──────── DATA EXTRACT

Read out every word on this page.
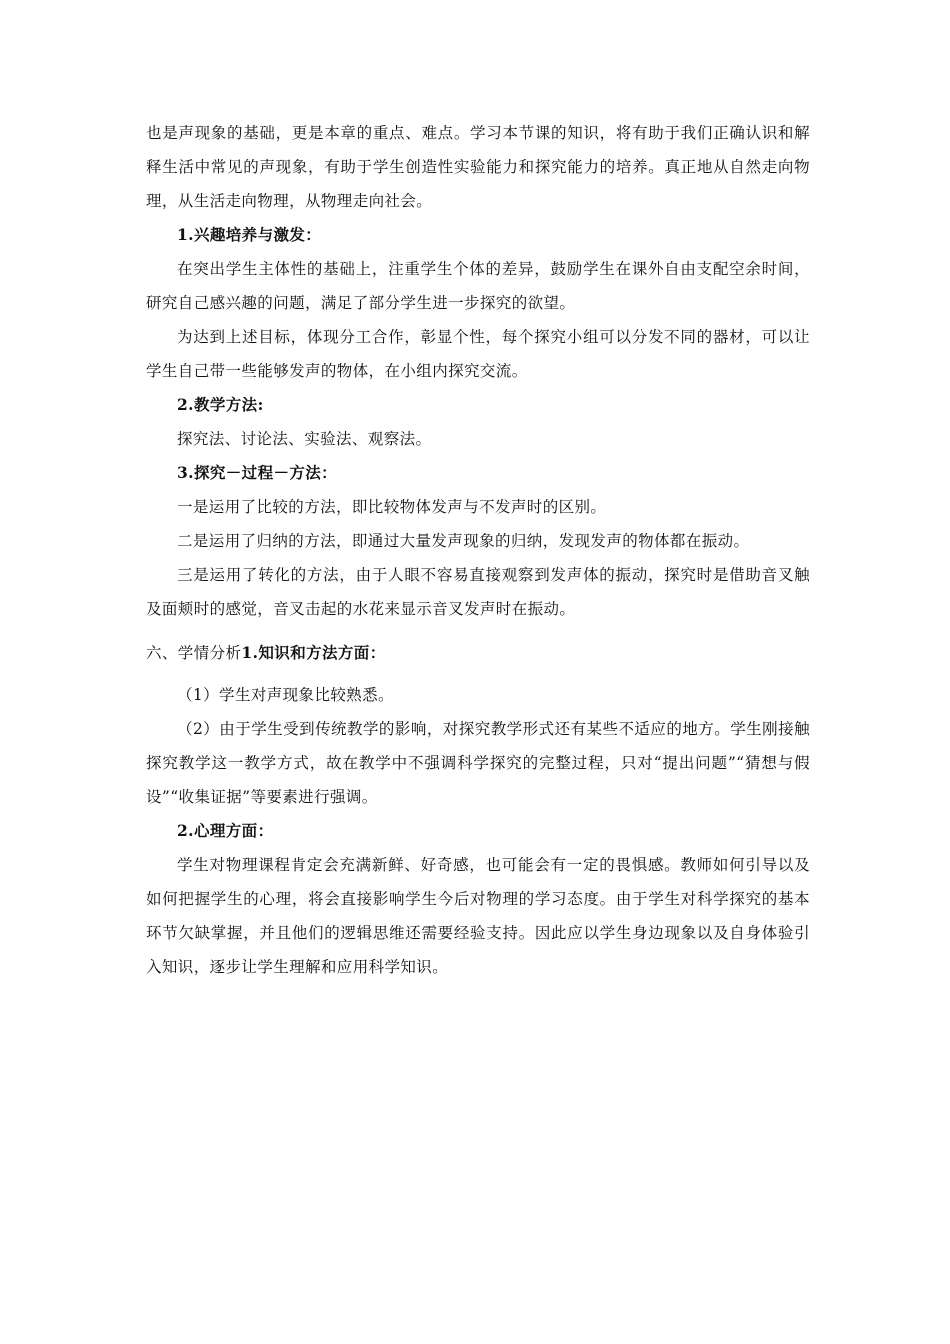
也是声现象的基础，更是本章的重点、难点。学习本节课的知识，将有助于我们正确认识和解释生活中常见的声现象，有助于学生创造性实验能力和探究能力的培养。真正地从自然走向物理，从生活走向物理，从物理走向社会。

1.兴趣培养与激发：

在突出学生主体性的基础上，注重学生个体的差异，鼓励学生在课外自由支配空余时间，研究自己感兴趣的问题，满足了部分学生进一步探究的欲望。

为达到上述目标，体现分工合作，彰显个性，每个探究小组可以分发不同的器材，可以让学生自己带一些能够发声的物体，在小组内探究交流。

2.教学方法:

探究法、讨论法、实验法、观察法。

3.探究－过程－方法：

一是运用了比较的方法，即比较物体发声与不发声时的区别。

二是运用了归纳的方法，即通过大量发声现象的归纳，发现发声的物体都在振动。

三是运用了转化的方法，由于人眼不容易直接观察到发声体的振动，探究时是借助音叉触及面颊时的感觉，音叉击起的水花来显示音叉发声时在振动。

六、学情分析1.知识和方法方面：

（1）学生对声现象比较熟悉。

（2）由于学生受到传统教学的影响，对探究教学形式还有某些不适应的地方。学生刚接触探究教学这一教学方式，故在教学中不强调科学探究的完整过程，只对“提出问题”“猜想与假设”“收集证据”等要素进行强调。

2.心理方面：

学生对物理课程肯定会充满新鲜、好奇感，也可能会有一定的畏惧感。教师如何引导以及如何把握学生的心理，将会直接影响学生今后对物理的学习态度。由于学生对科学探究的基本环节欠缺掌握，并且他们的逻辑思维还需要经验支持。因此应以学生身边现象以及自身体验引入知识，逐步让学生理解和应用科学知识。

────────────────

▶ WHAT IS REQUIRED
Keep every word of the data as it is when you write it out, but drop the pictures.

▶ TASK OUTPUT
Read out every word on this page.
也是声现象的基础，更是本章的重点、难点。学习本节课的知识，将有助于我们正确认识和解释生活中常见的声现象，有助于学生创造性实验能力和探究能力的培养。真正地从自然走向物理，从生活走向物理，从物理走向社会。

1.兴趣培养与激发：

在突出学生主体性的基础上，注重学生个体的差异，鼓励学生在课外自由支配空余时间，研究自己感兴趣的问题，满足了部分学生进一步探究的欲望。

为达到上述目标，体现分工合作，彰显个性，每个探究小组可以分发不同的器材，可以让学生自己带一些能够发声的物体，在小组内探究交流。

2.教学方法:

探究法、讨论法、实验法、观察法。

3.探究－过程－方法：

一是运用了比较的方法，即比较物体发声与不发声时的区别。

二是运用了归纳的方法，即通过大量发声现象的归纳，发现发声的物体都在振动。

三是运用了转化的方法，由于人眼不容易直接观察到发声体的振动，探究时是借助音叉触及面颊时的感觉，音叉击起的水花来显示音叉发声时在振动。

六、学情分析1.知识和方法方面：

（1）学生对声现象比较熟悉。

（2）由于学生受到传统教学的影响，对探究教学形式还有某些不适应的地方。学生刚接触探究教学这一教学方式，故在教学中不强调科学探究的完整过程，只对“提出问题”“猜想与假设”“收集证据”等要素进行强调。

2.心理方面：

学生对物理课程肯定会充满新鲜、好奇感，也可能会有一定的畏惧感。教师如何引导以及如何把握学生的心理，将会直接影响学生今后对物理的学习态度。由于学生对科学探究的基本环节欠缺掌握，并且他们的逻辑思维还需要经验支持。因此应以学生身边现象以及自身体验引入知识，逐步让学生理解和应用科学知识。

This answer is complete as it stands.